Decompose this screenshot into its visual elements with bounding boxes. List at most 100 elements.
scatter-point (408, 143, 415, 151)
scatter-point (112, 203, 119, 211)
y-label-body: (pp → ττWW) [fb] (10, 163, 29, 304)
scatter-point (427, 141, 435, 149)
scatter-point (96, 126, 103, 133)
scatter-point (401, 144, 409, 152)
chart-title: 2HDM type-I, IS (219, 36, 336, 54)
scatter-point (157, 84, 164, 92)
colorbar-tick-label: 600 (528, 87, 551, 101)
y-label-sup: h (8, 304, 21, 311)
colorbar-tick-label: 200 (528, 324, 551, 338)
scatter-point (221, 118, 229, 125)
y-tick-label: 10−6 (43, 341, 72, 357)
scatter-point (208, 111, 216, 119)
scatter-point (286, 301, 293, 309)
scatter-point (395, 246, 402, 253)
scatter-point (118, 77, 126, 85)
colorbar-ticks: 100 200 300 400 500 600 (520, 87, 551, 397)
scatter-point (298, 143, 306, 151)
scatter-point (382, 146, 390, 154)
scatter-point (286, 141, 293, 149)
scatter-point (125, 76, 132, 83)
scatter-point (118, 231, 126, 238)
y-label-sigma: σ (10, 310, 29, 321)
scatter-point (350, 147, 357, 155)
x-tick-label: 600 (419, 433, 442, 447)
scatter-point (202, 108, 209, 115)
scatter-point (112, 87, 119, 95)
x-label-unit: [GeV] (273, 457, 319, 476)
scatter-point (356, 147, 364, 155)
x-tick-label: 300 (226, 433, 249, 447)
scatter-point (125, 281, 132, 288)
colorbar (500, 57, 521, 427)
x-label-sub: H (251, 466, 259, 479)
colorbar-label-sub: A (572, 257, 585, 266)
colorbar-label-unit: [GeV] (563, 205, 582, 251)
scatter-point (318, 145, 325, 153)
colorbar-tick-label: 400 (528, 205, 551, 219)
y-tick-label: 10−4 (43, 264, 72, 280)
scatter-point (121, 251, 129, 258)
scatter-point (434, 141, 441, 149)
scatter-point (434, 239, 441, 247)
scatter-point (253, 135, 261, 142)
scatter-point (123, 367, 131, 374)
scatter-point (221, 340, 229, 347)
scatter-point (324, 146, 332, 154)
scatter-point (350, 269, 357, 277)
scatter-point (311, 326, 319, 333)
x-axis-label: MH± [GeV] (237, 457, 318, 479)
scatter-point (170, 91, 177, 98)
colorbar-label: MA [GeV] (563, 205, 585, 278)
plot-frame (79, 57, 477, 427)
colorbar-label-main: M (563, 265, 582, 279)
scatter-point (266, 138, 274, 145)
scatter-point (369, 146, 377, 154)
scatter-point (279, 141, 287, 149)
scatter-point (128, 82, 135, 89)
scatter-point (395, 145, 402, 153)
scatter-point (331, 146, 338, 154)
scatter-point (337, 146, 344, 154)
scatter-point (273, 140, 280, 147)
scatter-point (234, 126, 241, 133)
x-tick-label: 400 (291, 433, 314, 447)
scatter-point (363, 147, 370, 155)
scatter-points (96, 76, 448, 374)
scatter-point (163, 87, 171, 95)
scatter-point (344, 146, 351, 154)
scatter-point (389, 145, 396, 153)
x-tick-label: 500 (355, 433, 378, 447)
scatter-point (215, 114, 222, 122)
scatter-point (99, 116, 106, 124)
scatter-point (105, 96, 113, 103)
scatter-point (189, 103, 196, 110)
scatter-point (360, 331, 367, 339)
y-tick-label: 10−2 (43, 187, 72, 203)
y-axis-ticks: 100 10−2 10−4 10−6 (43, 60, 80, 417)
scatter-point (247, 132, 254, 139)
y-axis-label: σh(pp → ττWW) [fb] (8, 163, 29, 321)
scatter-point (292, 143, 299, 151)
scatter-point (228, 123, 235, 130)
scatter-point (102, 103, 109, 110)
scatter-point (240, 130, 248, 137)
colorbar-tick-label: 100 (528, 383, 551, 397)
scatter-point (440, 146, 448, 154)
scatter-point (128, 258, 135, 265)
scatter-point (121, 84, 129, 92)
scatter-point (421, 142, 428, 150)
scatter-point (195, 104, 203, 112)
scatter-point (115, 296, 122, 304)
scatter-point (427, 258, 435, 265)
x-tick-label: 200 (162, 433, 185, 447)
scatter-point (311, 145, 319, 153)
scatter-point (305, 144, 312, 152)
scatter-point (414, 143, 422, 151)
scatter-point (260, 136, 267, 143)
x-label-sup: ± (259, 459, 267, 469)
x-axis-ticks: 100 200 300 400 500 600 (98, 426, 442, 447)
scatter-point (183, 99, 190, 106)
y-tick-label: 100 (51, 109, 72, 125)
------------------------
Directive:
Put every entry above into a Markdown table with the columns "Row" and "Line". Give each line its own numbered row and leave out blank lines.

Task output:
| Row | Line |
|---|---|
| 1 | Decompose this screenshot into its visual elements with bounding boxes. List at most 100 elements. |
| 2 | scatter-point (408, 143, 415, 151) |
| 3 | scatter-point (112, 203, 119, 211) |
| 4 | y-label-body: (pp → ττWW) [fb] (10, 163, 29, 304) |
| 5 | scatter-point (427, 141, 435, 149) |
| 6 | scatter-point (96, 126, 103, 133) |
| 7 | scatter-point (401, 144, 409, 152) |
| 8 | chart-title: 2HDM type-I, IS (219, 36, 336, 54) |
| 9 | scatter-point (157, 84, 164, 92) |
| 10 | colorbar-tick-label: 600 (528, 87, 551, 101) |
| 11 | y-label-sup: h (8, 304, 21, 311) |
| 12 | colorbar-tick-label: 200 (528, 324, 551, 338) |
| 13 | scatter-point (221, 118, 229, 125) |
| 14 | y-tick-label: 10−6 (43, 341, 72, 357) |
| 15 | scatter-point (208, 111, 216, 119) |
| 16 | scatter-point (286, 301, 293, 309) |
| 17 | scatter-point (395, 246, 402, 253) |
| 18 | scatter-point (118, 77, 126, 85) |
| 19 | colorbar-ticks: 100 200 300 400 500 600 (520, 87, 551, 397) |
| 20 | scatter-point (298, 143, 306, 151) |
| 21 | scatter-point (382, 146, 390, 154) |
| 22 | scatter-point (286, 141, 293, 149) |
| 23 | scatter-point (125, 76, 132, 83) |
| 24 | scatter-point (118, 231, 126, 238) |
| 25 | y-label-sigma: σ (10, 310, 29, 321) |
| 26 | scatter-point (350, 147, 357, 155) |
| 27 | x-tick-label: 600 (419, 433, 442, 447) |
| 28 | scatter-point (202, 108, 209, 115) |
| 29 | scatter-point (112, 87, 119, 95) |
| 30 | x-label-unit: [GeV] (273, 457, 319, 476) |
| 31 | scatter-point (356, 147, 364, 155) |
| 32 | x-tick-label: 300 (226, 433, 249, 447) |
| 33 | scatter-point (125, 281, 132, 288) |
| 34 | colorbar (500, 57, 521, 427) |
| 35 | x-label-sub: H (251, 466, 259, 479) |
| 36 | colorbar-label-sub: A (572, 257, 585, 266) |
| 37 | colorbar-label-unit: [GeV] (563, 205, 582, 251) |
| 38 | scatter-point (318, 145, 325, 153) |
| 39 | colorbar-tick-label: 400 (528, 205, 551, 219) |
| 40 | y-tick-label: 10−4 (43, 264, 72, 280) |
| 41 | scatter-point (121, 251, 129, 258) |
| 42 | scatter-point (434, 141, 441, 149) |
| 43 | scatter-point (434, 239, 441, 247) |
| 44 | scatter-point (253, 135, 261, 142) |
| 45 | scatter-point (123, 367, 131, 374) |
| 46 | scatter-point (221, 340, 229, 347) |
| 47 | scatter-point (324, 146, 332, 154) |
| 48 | scatter-point (350, 269, 357, 277) |
| 49 | scatter-point (311, 326, 319, 333) |
| 50 | x-axis-label: MH± [GeV] (237, 457, 318, 479) |
| 51 | scatter-point (170, 91, 177, 98) |
| 52 | colorbar-label: MA [GeV] (563, 205, 585, 278) |
| 53 | plot-frame (79, 57, 477, 427) |
| 54 | colorbar-label-main: M (563, 265, 582, 279) |
| 55 | scatter-point (266, 138, 274, 145) |
| 56 | scatter-point (369, 146, 377, 154) |
| 57 | scatter-point (279, 141, 287, 149) |
| 58 | scatter-point (128, 82, 135, 89) |
| 59 | scatter-point (395, 145, 402, 153) |
| 60 | scatter-point (331, 146, 338, 154) |
| 61 | scatter-point (337, 146, 344, 154) |
| 62 | scatter-point (273, 140, 280, 147) |
| 63 | scatter-point (234, 126, 241, 133) |
| 64 | x-tick-label: 400 (291, 433, 314, 447) |
| 65 | scatter-point (363, 147, 370, 155) |
| 66 | scatter-points (96, 76, 448, 374) |
| 67 | scatter-point (163, 87, 171, 95) |
| 68 | scatter-point (344, 146, 351, 154) |
| 69 | scatter-point (389, 145, 396, 153) |
| 70 | x-tick-label: 500 (355, 433, 378, 447) |
| 71 | scatter-point (215, 114, 222, 122) |
| 72 | scatter-point (99, 116, 106, 124) |
| 73 | scatter-point (105, 96, 113, 103) |
| 74 | scatter-point (189, 103, 196, 110) |
| 75 | scatter-point (360, 331, 367, 339) |
| 76 | y-tick-label: 10−2 (43, 187, 72, 203) |
| 77 | y-axis-ticks: 100 10−2 10−4 10−6 (43, 60, 80, 417) |
| 78 | scatter-point (247, 132, 254, 139) |
| 79 | y-axis-label: σh(pp → ττWW) [fb] (8, 163, 29, 321) |
| 80 | scatter-point (292, 143, 299, 151) |
| 81 | scatter-point (228, 123, 235, 130) |
| 82 | scatter-point (102, 103, 109, 110) |
| 83 | scatter-point (240, 130, 248, 137) |
| 84 | colorbar-tick-label: 100 (528, 383, 551, 397) |
| 85 | scatter-point (440, 146, 448, 154) |
| 86 | scatter-point (128, 258, 135, 265) |
| 87 | scatter-point (121, 84, 129, 92) |
| 88 | scatter-point (421, 142, 428, 150) |
| 89 | scatter-point (195, 104, 203, 112) |
| 90 | scatter-point (115, 296, 122, 304) |
| 91 | scatter-point (427, 258, 435, 265) |
| 92 | x-tick-label: 200 (162, 433, 185, 447) |
| 93 | scatter-point (311, 145, 319, 153) |
| 94 | scatter-point (305, 144, 312, 152) |
| 95 | scatter-point (414, 143, 422, 151) |
| 96 | scatter-point (260, 136, 267, 143) |
| 97 | x-label-sup: ± (259, 459, 267, 469) |
| 98 | x-axis-ticks: 100 200 300 400 500 600 (98, 426, 442, 447) |
| 99 | scatter-point (183, 99, 190, 106) |
| 100 | y-tick-label: 100 (51, 109, 72, 125) |